• [Parts of the exercise]:
1 - Answer these from the Gateway Arch excerpt, one line each:
(a) In what year did the Corps of Discovery leave from near St. Louis?
(b) Which president signed the executive order creating the Jefferson National Expansion Memorial?
(c) How tall is the Arch?
2 - Reproduce the part of the Gateway Arch excerpt starting at "Jefferson and the" and ending at "the Pacific Ocean.".

• [Excerpt]:
-- -- --
Jefferson and the Corps of Discovery
In 1803, the United States acquired a vast domain of land, the Louisiana Territory, from France in the Louisiana Purchase. President Jefferson commissioned Meriwether Lewis and William Clark to explore the uncharted land, studying its plants, animals and geography in order to determine how to exploit the territory economically. Lewis & Clark’s Corps of Discovery left from near St. Louis in 1804, eventually reaching the Pacific Ocean. 

Memorializing Jefferson
In 1933, in the midst of the Great Depression, a prominent St. Louis lawyer, Luther Ely Smith, was saddened by the declining state of his once prospering hometown. Smith realized something needed to be done to revitalize the city and honor its roots in westward expansion — thus the idea for a memorial honoring Thomas Jefferson was conceived. In December 1935, President Franklin D. Roosevelt signed an executive order creating the Jefferson National Expansion Memorial.

Gateway Arch Origins
The world’s top architects submitted entries for an architectural competition that would determine precisely what form the memorial would take. Ultimately, a young Finnish architect, Eero Saarinen, was selected as the winner with his arch design. (He even beat out his own father!). For Eero, "The major concern ...was to create a monument which would have lasting significance and would be a landmark of our time... Neither an obelisk nor a rectangular box nor a dome seemed right on this site or for this purpose. But here, at the edge of the Mississippi River, a great arch did seem right." The 630-foot-tall Arch was completed in 1965. Today, Jefferson National Expansion Memorial is comprised of the Gateway Arch, Old Courthouse and surrounding park grounds.
-- -- --
• [Entries supplied]:
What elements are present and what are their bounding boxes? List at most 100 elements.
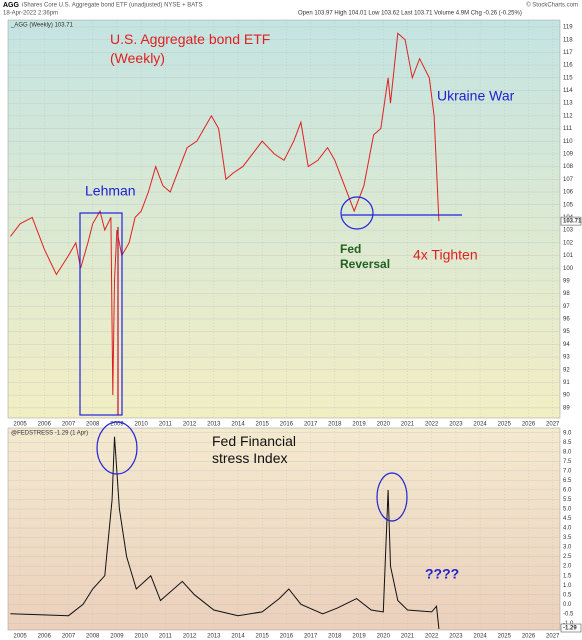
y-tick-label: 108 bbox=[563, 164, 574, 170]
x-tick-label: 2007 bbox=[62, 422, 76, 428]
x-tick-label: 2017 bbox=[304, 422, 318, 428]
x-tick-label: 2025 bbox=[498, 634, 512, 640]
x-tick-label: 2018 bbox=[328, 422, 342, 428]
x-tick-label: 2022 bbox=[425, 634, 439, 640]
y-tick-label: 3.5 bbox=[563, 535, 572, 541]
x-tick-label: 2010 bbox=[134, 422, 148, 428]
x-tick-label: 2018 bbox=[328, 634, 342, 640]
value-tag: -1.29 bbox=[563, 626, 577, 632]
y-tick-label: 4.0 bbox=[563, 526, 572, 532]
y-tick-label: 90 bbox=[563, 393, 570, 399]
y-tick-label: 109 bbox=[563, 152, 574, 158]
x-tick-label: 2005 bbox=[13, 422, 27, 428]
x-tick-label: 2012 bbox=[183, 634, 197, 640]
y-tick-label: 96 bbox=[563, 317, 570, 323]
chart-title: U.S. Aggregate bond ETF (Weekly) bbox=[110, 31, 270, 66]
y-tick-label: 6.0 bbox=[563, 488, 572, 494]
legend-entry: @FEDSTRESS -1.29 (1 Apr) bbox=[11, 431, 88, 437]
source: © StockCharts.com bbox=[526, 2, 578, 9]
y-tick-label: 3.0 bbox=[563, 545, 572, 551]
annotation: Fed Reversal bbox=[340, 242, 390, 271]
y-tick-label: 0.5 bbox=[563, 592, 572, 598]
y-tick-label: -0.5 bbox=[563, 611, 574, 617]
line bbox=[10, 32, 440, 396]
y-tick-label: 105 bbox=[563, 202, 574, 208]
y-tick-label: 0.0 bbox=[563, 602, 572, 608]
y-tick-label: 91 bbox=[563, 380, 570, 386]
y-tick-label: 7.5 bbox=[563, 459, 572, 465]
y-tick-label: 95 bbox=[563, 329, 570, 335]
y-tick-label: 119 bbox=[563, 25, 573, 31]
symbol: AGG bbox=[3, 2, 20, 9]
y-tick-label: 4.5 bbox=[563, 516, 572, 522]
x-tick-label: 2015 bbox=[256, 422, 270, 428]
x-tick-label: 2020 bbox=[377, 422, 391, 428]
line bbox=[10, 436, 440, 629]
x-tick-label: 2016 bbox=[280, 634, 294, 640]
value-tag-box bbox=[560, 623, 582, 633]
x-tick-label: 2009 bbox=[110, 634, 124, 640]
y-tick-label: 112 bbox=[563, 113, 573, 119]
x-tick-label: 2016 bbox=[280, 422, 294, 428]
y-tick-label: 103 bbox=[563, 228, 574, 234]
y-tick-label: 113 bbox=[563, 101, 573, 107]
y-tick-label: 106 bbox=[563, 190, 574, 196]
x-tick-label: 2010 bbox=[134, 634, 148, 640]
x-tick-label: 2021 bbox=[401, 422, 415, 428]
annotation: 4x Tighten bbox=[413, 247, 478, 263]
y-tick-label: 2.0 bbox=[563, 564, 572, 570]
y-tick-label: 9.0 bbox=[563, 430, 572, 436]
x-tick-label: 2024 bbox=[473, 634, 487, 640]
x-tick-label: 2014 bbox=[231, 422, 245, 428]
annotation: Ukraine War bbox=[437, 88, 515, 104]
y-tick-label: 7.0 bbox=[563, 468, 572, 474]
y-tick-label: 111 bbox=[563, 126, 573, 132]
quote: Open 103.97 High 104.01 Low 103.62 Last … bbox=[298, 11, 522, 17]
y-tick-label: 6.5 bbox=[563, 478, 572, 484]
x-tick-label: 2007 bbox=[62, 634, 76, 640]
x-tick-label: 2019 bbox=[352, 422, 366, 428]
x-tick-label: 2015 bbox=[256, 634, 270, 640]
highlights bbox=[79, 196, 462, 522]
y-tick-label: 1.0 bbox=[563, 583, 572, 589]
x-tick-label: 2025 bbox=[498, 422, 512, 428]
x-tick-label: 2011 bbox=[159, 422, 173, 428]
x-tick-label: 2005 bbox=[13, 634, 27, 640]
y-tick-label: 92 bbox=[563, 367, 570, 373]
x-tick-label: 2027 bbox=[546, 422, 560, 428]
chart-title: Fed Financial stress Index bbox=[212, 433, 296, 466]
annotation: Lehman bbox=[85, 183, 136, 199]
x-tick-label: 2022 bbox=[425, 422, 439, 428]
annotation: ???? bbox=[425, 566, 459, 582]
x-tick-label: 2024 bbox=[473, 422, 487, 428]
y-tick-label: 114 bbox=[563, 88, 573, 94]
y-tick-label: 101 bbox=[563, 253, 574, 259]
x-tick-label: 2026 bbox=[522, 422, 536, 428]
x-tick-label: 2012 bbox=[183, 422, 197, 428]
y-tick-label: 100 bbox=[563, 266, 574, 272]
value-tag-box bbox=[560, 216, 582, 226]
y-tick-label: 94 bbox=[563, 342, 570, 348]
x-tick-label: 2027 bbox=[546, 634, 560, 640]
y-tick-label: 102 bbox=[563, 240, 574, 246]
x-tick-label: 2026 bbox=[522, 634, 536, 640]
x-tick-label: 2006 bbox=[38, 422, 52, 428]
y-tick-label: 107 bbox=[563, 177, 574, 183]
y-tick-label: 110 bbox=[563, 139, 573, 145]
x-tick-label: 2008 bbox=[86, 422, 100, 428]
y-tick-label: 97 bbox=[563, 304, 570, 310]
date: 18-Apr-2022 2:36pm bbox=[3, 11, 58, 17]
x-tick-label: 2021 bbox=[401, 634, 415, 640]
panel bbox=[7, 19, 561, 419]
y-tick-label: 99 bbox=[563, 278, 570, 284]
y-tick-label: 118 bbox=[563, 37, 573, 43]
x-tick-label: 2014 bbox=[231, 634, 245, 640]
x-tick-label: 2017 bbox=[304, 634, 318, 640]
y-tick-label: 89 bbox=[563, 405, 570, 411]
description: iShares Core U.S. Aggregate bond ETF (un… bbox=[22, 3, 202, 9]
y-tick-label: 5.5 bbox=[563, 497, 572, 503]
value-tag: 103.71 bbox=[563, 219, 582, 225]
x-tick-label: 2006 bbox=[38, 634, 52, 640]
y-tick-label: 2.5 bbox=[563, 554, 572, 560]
-- -- --
• [Correct answers]:
1 -
(a) 1804
(b) Franklin D. Roosevelt
(c) 630 feet

2 -
Jefferson and the Corps of Discovery
In 1803, the United States acquired a vast domain of land, the Louisiana Territory, from France in the Louisiana Purchase. President Jefferson commissioned Meriwether Lewis and William Clark to explore the uncharted land, studying its plants, animals and geography in order to determine how to exploit the territory economically. Lewis & Clark’s Corps of Discovery left from near St. Louis in 1804, eventually reaching the Pacific Ocean.